** START OF Material shown **
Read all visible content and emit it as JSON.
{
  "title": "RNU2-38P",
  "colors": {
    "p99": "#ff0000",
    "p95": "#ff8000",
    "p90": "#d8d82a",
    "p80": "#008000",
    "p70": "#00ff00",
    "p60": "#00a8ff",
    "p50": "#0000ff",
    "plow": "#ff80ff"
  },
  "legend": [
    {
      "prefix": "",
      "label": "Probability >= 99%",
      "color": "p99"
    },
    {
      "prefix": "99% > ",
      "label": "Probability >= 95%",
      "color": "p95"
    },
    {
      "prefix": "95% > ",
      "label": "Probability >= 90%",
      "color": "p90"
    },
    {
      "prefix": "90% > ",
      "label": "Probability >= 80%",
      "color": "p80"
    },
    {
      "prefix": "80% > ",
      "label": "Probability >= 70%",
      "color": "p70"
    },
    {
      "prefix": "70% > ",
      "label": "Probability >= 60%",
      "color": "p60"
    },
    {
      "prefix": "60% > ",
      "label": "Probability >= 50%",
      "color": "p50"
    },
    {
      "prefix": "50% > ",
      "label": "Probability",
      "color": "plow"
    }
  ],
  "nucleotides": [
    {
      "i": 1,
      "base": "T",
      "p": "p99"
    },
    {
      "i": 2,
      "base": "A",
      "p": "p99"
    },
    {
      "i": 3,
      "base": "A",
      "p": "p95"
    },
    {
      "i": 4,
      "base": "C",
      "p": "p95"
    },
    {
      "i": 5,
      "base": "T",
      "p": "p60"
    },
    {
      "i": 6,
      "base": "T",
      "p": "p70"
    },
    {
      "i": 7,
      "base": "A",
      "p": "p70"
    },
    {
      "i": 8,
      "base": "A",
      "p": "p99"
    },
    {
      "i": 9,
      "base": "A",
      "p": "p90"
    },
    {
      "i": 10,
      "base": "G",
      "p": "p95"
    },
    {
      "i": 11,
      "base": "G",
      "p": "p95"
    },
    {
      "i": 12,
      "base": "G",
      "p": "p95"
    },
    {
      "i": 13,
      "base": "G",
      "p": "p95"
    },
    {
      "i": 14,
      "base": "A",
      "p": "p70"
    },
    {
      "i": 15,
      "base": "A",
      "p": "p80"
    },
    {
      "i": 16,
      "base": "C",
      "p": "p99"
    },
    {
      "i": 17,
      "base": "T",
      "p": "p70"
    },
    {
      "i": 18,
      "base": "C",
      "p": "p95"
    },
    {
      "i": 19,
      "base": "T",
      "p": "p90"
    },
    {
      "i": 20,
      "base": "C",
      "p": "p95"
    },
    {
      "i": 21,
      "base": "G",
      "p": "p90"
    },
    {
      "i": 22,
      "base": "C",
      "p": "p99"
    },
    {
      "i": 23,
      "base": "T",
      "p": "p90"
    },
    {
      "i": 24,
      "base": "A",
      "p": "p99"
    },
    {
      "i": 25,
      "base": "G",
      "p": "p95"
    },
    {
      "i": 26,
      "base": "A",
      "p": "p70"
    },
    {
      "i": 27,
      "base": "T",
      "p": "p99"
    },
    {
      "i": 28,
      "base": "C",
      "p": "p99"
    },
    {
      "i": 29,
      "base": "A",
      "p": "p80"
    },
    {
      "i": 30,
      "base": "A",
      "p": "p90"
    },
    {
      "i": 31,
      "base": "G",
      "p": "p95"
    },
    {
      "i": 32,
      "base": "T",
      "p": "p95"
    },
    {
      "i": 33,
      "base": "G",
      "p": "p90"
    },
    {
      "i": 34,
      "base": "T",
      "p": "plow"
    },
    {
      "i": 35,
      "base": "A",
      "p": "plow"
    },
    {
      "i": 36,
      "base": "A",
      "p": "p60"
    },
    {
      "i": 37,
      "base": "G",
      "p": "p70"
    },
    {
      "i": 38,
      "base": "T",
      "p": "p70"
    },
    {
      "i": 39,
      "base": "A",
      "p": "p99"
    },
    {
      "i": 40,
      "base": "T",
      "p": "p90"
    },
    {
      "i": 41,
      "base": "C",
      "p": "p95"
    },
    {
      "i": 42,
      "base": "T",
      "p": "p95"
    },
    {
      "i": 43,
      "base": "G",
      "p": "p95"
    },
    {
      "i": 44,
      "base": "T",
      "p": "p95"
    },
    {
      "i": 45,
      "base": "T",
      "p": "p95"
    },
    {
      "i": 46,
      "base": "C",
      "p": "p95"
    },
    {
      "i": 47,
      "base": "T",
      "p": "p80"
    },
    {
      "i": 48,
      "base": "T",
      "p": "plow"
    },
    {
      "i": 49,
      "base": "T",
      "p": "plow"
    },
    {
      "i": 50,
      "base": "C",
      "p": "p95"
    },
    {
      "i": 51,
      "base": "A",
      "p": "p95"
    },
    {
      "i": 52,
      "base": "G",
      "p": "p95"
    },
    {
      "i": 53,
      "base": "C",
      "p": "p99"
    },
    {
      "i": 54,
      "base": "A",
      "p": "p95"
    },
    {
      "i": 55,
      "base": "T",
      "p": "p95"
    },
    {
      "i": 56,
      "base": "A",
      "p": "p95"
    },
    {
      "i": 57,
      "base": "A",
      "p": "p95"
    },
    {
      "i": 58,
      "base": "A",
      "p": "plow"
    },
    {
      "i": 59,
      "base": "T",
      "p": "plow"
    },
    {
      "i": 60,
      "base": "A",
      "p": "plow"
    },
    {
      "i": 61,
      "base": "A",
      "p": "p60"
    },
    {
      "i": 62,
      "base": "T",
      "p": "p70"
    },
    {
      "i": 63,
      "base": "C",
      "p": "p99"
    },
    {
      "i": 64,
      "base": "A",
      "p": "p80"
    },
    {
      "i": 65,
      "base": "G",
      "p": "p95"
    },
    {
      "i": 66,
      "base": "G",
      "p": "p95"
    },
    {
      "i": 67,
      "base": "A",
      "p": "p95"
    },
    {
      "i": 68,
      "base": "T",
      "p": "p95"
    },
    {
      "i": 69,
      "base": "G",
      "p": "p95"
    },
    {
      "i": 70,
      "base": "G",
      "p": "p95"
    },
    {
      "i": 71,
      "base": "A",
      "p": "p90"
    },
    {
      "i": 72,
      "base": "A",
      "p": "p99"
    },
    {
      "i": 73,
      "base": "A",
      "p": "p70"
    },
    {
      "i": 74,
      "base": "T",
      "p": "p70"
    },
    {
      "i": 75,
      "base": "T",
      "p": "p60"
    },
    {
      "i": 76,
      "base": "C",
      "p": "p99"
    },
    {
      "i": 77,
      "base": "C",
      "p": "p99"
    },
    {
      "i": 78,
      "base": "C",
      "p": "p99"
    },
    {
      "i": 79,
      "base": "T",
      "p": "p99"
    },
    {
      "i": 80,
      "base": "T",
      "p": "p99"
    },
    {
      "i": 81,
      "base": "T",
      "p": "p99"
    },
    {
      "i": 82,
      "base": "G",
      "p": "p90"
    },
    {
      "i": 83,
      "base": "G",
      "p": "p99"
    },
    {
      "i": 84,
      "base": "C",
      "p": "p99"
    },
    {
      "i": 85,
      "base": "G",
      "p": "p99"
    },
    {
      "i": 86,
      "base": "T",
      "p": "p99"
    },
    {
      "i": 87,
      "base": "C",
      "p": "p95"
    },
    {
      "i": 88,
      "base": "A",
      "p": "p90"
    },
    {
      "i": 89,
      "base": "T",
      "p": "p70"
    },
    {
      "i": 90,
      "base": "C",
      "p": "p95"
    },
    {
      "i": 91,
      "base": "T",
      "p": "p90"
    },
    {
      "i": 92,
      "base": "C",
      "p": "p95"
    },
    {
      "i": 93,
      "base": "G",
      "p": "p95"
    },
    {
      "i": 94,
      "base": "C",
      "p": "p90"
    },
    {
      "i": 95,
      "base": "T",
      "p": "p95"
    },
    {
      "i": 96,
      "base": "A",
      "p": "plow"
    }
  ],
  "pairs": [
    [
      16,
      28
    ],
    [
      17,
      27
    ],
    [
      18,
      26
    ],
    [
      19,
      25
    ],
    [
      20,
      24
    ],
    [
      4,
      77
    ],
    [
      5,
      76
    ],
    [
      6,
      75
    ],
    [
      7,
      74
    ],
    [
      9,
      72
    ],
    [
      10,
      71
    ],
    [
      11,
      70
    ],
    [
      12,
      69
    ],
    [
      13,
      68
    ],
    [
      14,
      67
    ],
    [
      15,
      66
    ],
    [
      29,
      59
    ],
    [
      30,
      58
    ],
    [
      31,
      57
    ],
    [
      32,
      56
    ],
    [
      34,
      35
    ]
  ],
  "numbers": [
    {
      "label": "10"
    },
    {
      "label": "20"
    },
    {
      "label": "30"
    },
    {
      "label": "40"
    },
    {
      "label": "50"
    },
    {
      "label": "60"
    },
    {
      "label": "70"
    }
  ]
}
** END OF Material shown **
▶ Directions for this task
Track down the lines that include the word "Probability" and copy them.

▶ Exercise answer
      "label": "Probability >= 99%",
      "label": "Probability >= 95%",
      "label": "Probability >= 90%",
      "label": "Probability >= 80%",
      "label": "Probability >= 70%",
      "label": "Probability >= 60%",
      "label": "Probability >= 50%",
      "label": "Probability",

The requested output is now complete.